> _REQUIRED TASK_
Pull out every line in the data that has the string "image" in it.

(Stored dataset items)
◇ ◇ ◇

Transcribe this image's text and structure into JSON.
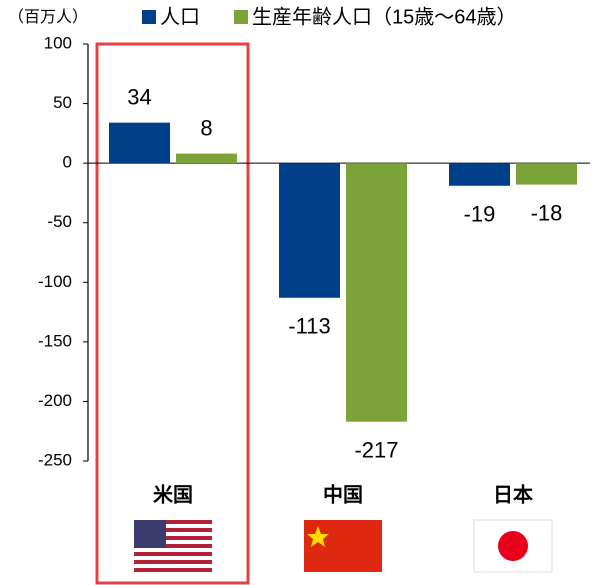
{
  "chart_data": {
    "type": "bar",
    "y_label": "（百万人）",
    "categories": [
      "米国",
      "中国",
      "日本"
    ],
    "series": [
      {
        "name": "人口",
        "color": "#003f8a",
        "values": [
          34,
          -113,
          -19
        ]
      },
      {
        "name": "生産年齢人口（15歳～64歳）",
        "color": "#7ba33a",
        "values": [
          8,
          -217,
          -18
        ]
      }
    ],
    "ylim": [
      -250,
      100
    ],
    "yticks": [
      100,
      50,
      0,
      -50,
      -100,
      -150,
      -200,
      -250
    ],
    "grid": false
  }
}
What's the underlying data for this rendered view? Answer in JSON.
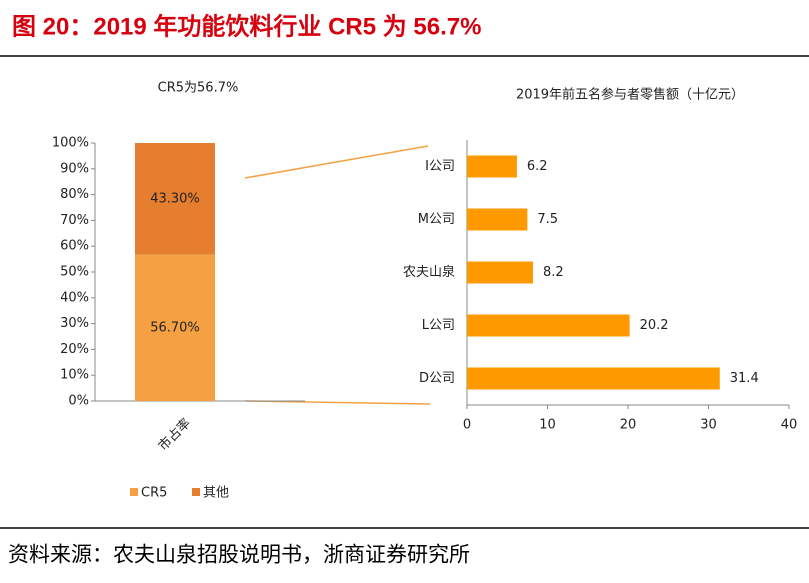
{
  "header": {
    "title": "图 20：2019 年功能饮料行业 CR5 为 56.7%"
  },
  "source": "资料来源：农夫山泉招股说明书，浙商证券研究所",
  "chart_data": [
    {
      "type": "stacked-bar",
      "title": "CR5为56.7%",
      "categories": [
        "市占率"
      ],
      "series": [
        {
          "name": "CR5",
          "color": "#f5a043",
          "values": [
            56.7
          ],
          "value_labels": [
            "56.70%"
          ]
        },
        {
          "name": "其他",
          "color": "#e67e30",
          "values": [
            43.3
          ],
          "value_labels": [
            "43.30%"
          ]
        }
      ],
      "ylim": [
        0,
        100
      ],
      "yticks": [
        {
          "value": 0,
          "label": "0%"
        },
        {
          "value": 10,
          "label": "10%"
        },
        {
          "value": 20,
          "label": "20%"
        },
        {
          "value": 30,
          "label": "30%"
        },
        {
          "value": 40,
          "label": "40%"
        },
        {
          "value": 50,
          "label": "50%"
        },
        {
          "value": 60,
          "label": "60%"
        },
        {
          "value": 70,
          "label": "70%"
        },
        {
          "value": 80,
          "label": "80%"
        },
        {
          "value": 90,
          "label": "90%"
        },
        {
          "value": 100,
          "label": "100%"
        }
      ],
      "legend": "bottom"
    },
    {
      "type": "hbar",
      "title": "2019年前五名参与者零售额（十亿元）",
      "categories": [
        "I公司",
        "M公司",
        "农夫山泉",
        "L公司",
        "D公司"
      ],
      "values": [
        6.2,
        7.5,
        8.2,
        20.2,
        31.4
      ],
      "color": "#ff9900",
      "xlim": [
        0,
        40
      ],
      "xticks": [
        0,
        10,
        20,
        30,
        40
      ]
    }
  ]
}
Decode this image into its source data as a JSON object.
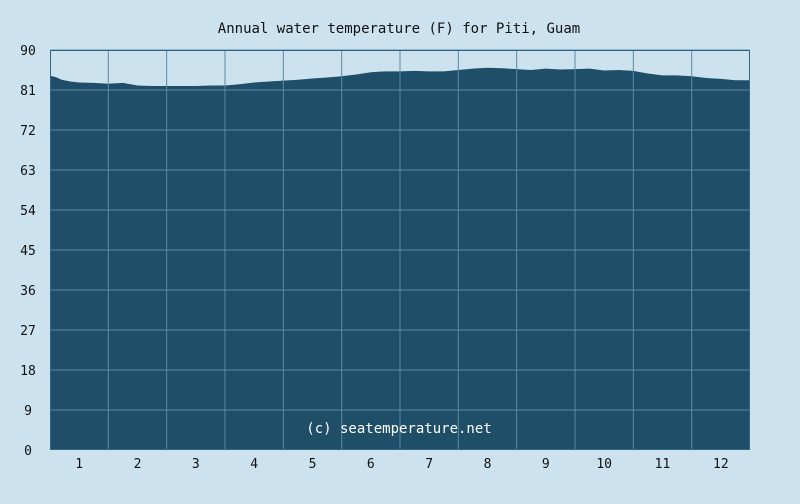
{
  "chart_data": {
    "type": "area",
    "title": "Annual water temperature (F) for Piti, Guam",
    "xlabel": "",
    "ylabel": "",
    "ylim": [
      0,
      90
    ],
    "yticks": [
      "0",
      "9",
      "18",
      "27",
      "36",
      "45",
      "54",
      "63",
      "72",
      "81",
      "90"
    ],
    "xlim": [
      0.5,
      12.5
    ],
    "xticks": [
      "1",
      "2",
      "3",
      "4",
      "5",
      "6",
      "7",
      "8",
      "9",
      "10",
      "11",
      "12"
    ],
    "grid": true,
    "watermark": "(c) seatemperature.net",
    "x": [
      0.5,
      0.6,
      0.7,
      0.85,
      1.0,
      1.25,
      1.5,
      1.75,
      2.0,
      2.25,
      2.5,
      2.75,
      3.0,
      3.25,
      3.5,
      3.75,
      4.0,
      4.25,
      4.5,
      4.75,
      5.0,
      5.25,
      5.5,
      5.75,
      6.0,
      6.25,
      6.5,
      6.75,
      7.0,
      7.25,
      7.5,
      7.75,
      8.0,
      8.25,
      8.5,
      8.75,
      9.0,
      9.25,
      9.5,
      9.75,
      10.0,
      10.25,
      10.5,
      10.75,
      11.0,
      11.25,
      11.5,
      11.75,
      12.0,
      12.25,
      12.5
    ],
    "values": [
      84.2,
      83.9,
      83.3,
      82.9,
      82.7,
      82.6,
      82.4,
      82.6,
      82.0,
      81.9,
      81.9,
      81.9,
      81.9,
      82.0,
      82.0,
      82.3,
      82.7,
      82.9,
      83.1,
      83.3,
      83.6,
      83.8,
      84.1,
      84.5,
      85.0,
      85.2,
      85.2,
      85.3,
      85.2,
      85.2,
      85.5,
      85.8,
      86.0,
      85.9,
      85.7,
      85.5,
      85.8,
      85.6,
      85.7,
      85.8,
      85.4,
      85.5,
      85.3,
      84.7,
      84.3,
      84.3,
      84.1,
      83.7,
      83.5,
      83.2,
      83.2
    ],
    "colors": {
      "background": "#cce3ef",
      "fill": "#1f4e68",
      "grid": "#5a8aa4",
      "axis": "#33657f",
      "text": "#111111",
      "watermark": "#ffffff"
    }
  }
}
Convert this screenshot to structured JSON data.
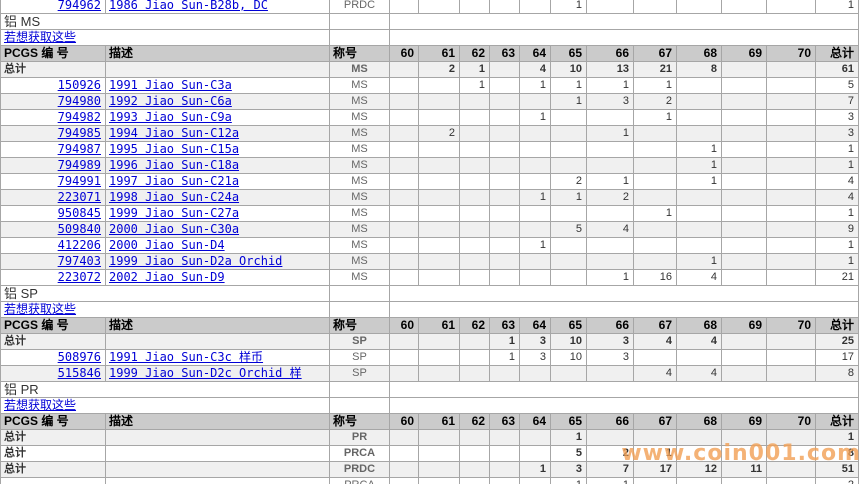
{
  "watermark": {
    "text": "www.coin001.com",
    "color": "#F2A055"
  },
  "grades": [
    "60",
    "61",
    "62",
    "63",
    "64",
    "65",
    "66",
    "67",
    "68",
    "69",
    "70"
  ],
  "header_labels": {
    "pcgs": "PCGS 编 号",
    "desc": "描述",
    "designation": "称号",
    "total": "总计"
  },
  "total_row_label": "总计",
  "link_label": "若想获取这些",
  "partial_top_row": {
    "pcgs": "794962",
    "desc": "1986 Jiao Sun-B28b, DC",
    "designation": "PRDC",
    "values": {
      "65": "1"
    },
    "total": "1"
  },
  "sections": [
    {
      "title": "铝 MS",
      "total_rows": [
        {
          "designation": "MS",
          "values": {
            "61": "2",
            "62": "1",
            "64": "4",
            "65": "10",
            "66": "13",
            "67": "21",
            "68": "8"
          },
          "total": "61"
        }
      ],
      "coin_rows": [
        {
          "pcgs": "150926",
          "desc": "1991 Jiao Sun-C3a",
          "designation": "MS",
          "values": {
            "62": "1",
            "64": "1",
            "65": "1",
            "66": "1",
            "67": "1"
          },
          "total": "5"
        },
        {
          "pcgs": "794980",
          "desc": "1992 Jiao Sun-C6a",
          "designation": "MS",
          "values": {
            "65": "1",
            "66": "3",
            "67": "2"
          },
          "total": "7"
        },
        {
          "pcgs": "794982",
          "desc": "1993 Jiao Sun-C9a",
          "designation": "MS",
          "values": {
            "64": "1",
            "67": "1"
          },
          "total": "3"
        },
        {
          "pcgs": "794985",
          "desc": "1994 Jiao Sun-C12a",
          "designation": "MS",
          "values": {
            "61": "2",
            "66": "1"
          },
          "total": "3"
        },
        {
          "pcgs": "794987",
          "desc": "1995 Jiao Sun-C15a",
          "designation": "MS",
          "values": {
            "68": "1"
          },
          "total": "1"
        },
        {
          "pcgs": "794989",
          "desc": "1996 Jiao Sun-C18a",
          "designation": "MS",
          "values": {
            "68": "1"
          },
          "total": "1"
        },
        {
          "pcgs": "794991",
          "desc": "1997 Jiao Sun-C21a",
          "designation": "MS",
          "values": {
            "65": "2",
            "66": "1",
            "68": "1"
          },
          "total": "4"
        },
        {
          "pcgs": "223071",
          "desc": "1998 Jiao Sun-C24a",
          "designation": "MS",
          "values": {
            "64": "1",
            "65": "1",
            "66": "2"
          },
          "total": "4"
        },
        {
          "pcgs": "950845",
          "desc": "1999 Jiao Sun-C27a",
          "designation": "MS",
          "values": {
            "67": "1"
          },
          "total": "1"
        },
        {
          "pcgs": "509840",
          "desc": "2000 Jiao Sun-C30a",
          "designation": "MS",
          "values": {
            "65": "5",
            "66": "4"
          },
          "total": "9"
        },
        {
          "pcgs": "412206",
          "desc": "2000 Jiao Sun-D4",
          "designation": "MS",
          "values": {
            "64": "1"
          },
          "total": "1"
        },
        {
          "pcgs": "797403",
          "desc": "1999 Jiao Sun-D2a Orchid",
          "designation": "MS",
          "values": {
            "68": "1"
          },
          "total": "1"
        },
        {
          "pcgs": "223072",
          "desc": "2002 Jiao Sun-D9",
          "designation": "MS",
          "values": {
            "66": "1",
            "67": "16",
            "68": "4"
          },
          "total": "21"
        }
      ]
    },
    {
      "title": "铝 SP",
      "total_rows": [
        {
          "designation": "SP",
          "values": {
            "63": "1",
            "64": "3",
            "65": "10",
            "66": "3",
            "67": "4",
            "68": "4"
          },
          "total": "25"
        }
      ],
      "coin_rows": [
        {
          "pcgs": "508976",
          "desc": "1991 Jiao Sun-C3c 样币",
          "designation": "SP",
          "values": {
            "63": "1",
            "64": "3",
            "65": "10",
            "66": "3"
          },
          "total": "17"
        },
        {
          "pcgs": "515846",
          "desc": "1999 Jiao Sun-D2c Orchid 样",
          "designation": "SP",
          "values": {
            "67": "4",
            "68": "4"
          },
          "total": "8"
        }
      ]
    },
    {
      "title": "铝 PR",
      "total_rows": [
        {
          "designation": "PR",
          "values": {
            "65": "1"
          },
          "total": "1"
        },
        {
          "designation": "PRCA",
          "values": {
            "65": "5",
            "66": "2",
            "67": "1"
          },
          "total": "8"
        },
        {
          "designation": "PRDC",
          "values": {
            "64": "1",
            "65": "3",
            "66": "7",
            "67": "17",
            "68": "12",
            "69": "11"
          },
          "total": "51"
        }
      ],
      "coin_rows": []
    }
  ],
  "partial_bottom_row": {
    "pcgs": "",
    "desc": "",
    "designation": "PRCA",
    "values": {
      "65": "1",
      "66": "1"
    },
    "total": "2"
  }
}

◇ ◇ ◇

> _CORRECT OUTPUT_
Transcribe this image's text and structure into JSON.
Decode this image into its source data as a JSON object.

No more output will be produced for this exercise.